### [THE TASK]
Your task is to repeat the lines below exactly, excluding any pictures they contain.

### [PROVIDED ENTRIES]

□ □ □ □ □

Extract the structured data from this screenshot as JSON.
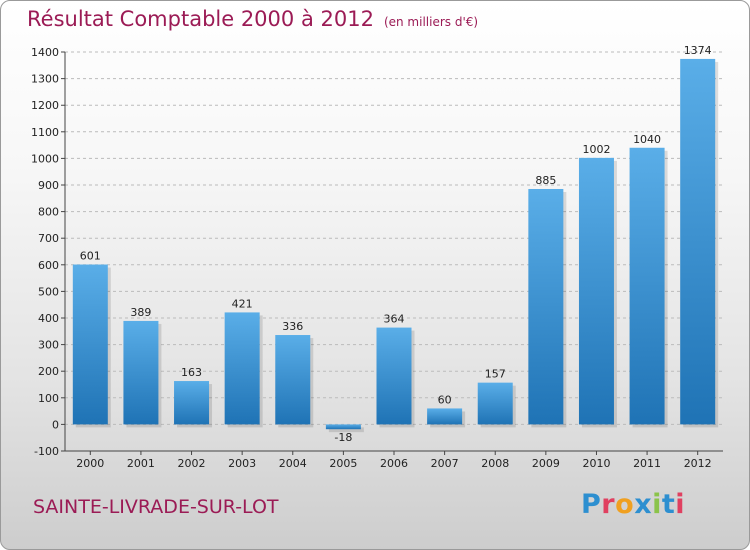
{
  "header": {
    "title": "Résultat Comptable 2000 à 2012",
    "unit": "(en milliers d'€)"
  },
  "footer": {
    "city": "SAINTE-LIVRADE-SUR-LOT",
    "logo": "Proxiti"
  },
  "colors": {
    "title": "#9b1b55",
    "bar_light": "#5aaee8",
    "bar_dark": "#1f73b5",
    "grid": "#bbbbbb"
  },
  "chart_data": {
    "type": "bar",
    "title": "Résultat Comptable 2000 à 2012",
    "subtitle": "(en milliers d'€)",
    "xlabel": "",
    "ylabel": "",
    "categories": [
      "2000",
      "2001",
      "2002",
      "2003",
      "2004",
      "2005",
      "2006",
      "2007",
      "2008",
      "2009",
      "2010",
      "2011",
      "2012"
    ],
    "values": [
      601,
      389,
      163,
      421,
      336,
      -18,
      364,
      60,
      157,
      885,
      1002,
      1040,
      1374
    ],
    "data_labels": [
      "601",
      "389",
      "163",
      "421",
      "336",
      "-18",
      "364",
      "60",
      "157",
      "885",
      "1002",
      "1040",
      "1374"
    ],
    "ylim": [
      -100,
      1400
    ],
    "yticks": [
      -100,
      0,
      100,
      200,
      300,
      400,
      500,
      600,
      700,
      800,
      900,
      1000,
      1100,
      1200,
      1300,
      1400
    ],
    "ytick_labels": [
      "-100",
      "0",
      "100",
      "200",
      "300",
      "400",
      "500",
      "600",
      "700",
      "800",
      "900",
      "1000",
      "1100",
      "1200",
      "1300",
      "1400"
    ],
    "grid": "horizontal dashed",
    "legend": "none"
  }
}
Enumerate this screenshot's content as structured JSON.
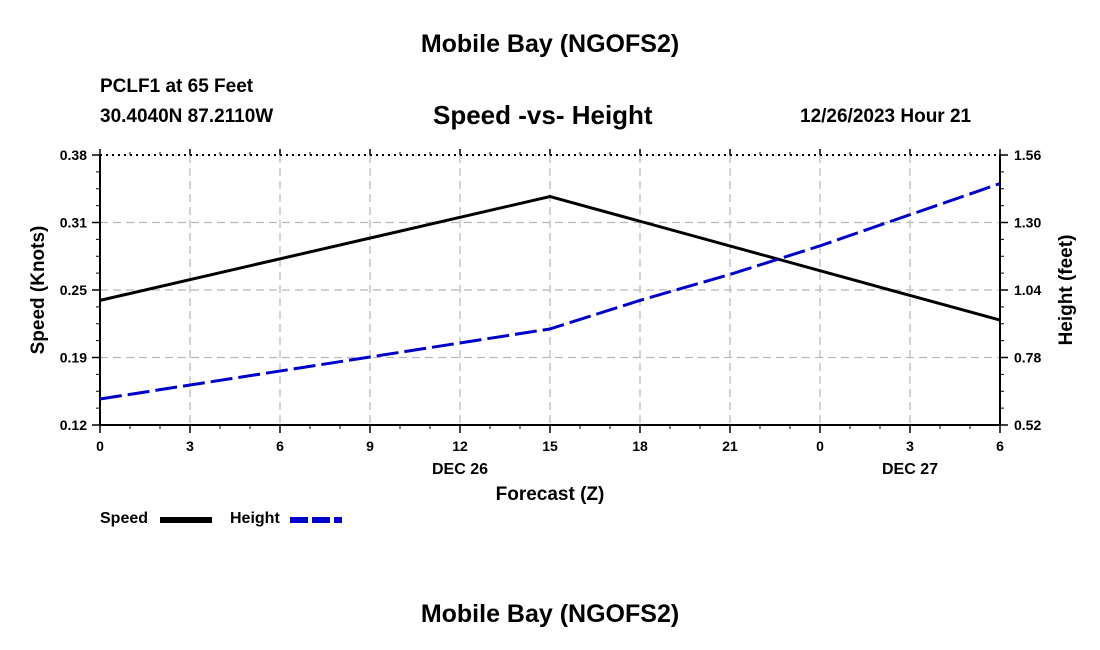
{
  "header": {
    "main_title": "Mobile Bay (NGOFS2)",
    "station": "PCLF1 at 65 Feet",
    "coords": "30.4040N  87.2110W",
    "subtitle": "Speed -vs- Height",
    "datetime": "12/26/2023 Hour 21",
    "footer_title": "Mobile Bay (NGOFS2)"
  },
  "colors": {
    "speed": "#000000",
    "height": "#0000cc",
    "grid": "#b8b8b8"
  },
  "chart_data": {
    "type": "line",
    "title": "Speed -vs- Height",
    "xlabel": "Forecast (Z)",
    "ylabel": "Speed (Knots)",
    "y2label": "Height (feet)",
    "x_ticks": [
      "0",
      "3",
      "6",
      "9",
      "12",
      "15",
      "18",
      "21",
      "0",
      "3",
      "6"
    ],
    "date_labels": [
      {
        "text": "DEC 26",
        "tick_index": 4
      },
      {
        "text": "DEC 27",
        "tick_index": 9
      }
    ],
    "xlim": [
      0,
      30
    ],
    "ylim": [
      0.12,
      0.38
    ],
    "y_ticks": [
      "0.12",
      "0.19",
      "0.25",
      "0.31",
      "0.38"
    ],
    "y2lim": [
      0.52,
      1.56
    ],
    "y2_ticks": [
      "0.52",
      "0.78",
      "1.04",
      "1.30",
      "1.56"
    ],
    "grid": true,
    "legend_position": "bottom-left",
    "series": [
      {
        "name": "Speed",
        "axis": "left",
        "style": "solid",
        "x": [
          0,
          15,
          30
        ],
        "values": [
          0.24,
          0.34,
          0.221
        ]
      },
      {
        "name": "Height",
        "axis": "right",
        "style": "dashed",
        "x": [
          0,
          15,
          18,
          21,
          24,
          27,
          30
        ],
        "values": [
          0.62,
          0.89,
          1.0,
          1.1,
          1.21,
          1.33,
          1.45
        ]
      }
    ]
  }
}
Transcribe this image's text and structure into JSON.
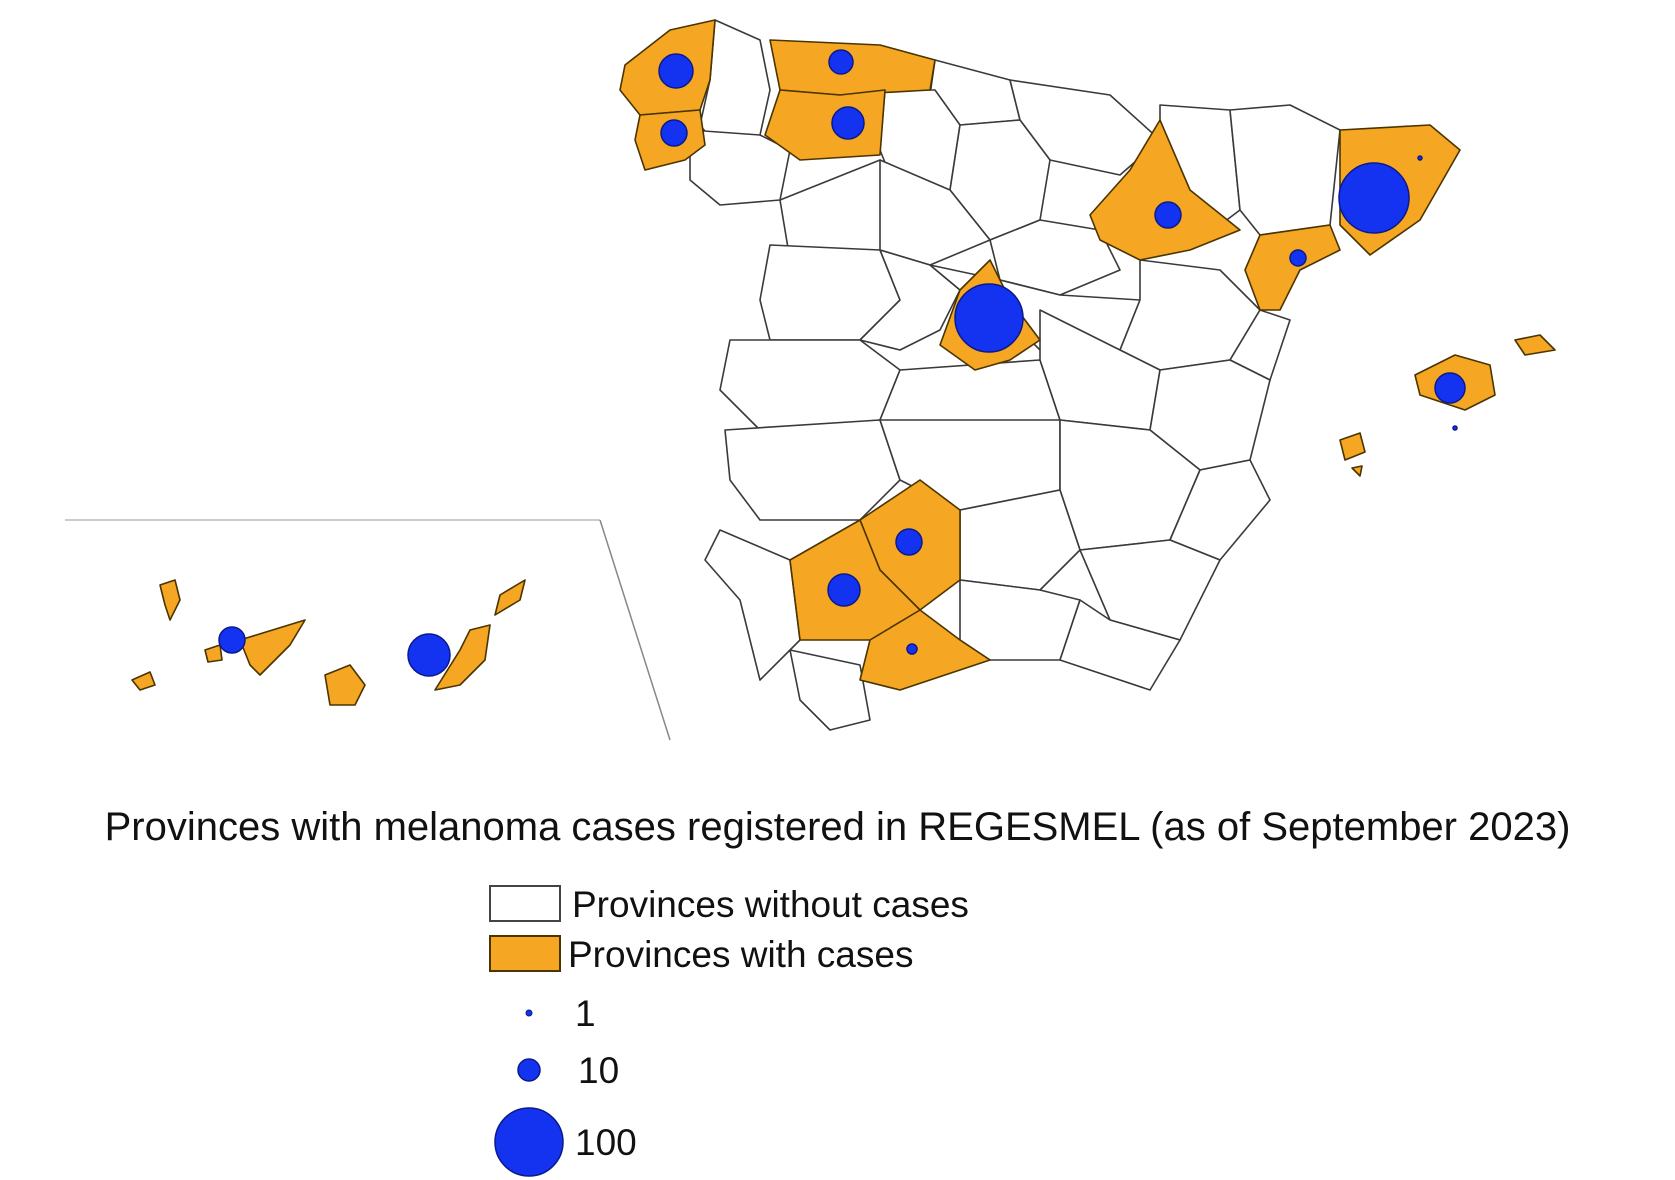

□ □ □ □ □

### [RESPONSE TO THE TASK]
Extract the structured data from this screenshot as JSON.
{
  "header": {
    "title": "Résultat Comptable 2000 à 2012",
    "unit": "(en milliers d'€)"
  },
  "footer": {
    "city": "SAINTE-LIVRADE-SUR-LOT",
    "logo": "Proxiti"
  },
  "colors": {
    "title": "#9b1b55",
    "bar_light": "#5aaee8",
    "bar_dark": "#1f73b5",
    "grid": "#bbbbbb"
  },
  "chart_data": {
    "type": "bar",
    "title": "Résultat Comptable 2000 à 2012",
    "subtitle": "(en milliers d'€)",
    "xlabel": "",
    "ylabel": "",
    "categories": [
      "2000",
      "2001",
      "2002",
      "2003",
      "2004",
      "2005",
      "2006",
      "2007",
      "2008",
      "2009",
      "2010",
      "2011",
      "2012"
    ],
    "values": [
      601,
      389,
      163,
      421,
      336,
      -18,
      364,
      60,
      157,
      885,
      1002,
      1040,
      1374
    ],
    "data_labels": [
      "601",
      "389",
      "163",
      "421",
      "336",
      "-18",
      "364",
      "60",
      "157",
      "885",
      "1002",
      "1040",
      "1374"
    ],
    "ylim": [
      -100,
      1400
    ],
    "yticks": [
      -100,
      0,
      100,
      200,
      300,
      400,
      500,
      600,
      700,
      800,
      900,
      1000,
      1100,
      1200,
      1300,
      1400
    ],
    "ytick_labels": [
      "-100",
      "0",
      "100",
      "200",
      "300",
      "400",
      "500",
      "600",
      "700",
      "800",
      "900",
      "1000",
      "1100",
      "1200",
      "1300",
      "1400"
    ],
    "grid": "horizontal dashed",
    "legend": "none"
  }
}
Enumerate this screenshot's content as structured JSON.
{
  "header": {
    "main_title": "Mobile Bay (NGOFS2)",
    "station": "PCLF1 at 65 Feet",
    "coords": "30.4040N  87.2110W",
    "subtitle": "Speed -vs- Height",
    "datetime": "12/26/2023 Hour 21",
    "footer_title": "Mobile Bay (NGOFS2)"
  },
  "colors": {
    "speed": "#000000",
    "height": "#0000cc",
    "grid": "#b8b8b8"
  },
  "chart_data": {
    "type": "line",
    "title": "Speed -vs- Height",
    "xlabel": "Forecast (Z)",
    "ylabel": "Speed (Knots)",
    "y2label": "Height (feet)",
    "x_ticks": [
      "0",
      "3",
      "6",
      "9",
      "12",
      "15",
      "18",
      "21",
      "0",
      "3",
      "6"
    ],
    "date_labels": [
      {
        "text": "DEC 26",
        "tick_index": 4
      },
      {
        "text": "DEC 27",
        "tick_index": 9
      }
    ],
    "xlim": [
      0,
      30
    ],
    "ylim": [
      0.12,
      0.38
    ],
    "y_ticks": [
      "0.12",
      "0.19",
      "0.25",
      "0.31",
      "0.38"
    ],
    "y2lim": [
      0.52,
      1.56
    ],
    "y2_ticks": [
      "0.52",
      "0.78",
      "1.04",
      "1.30",
      "1.56"
    ],
    "grid": true,
    "legend_position": "bottom-left",
    "series": [
      {
        "name": "Speed",
        "axis": "left",
        "style": "solid",
        "x": [
          0,
          15,
          30
        ],
        "values": [
          0.24,
          0.34,
          0.221
        ]
      },
      {
        "name": "Height",
        "axis": "right",
        "style": "dashed",
        "x": [
          0,
          15,
          18,
          21,
          24,
          27,
          30
        ],
        "values": [
          0.62,
          0.89,
          1.0,
          1.1,
          1.21,
          1.33,
          1.45
        ]
      }
    ]
  }
}
Transcribe this image's text and structure into JSON.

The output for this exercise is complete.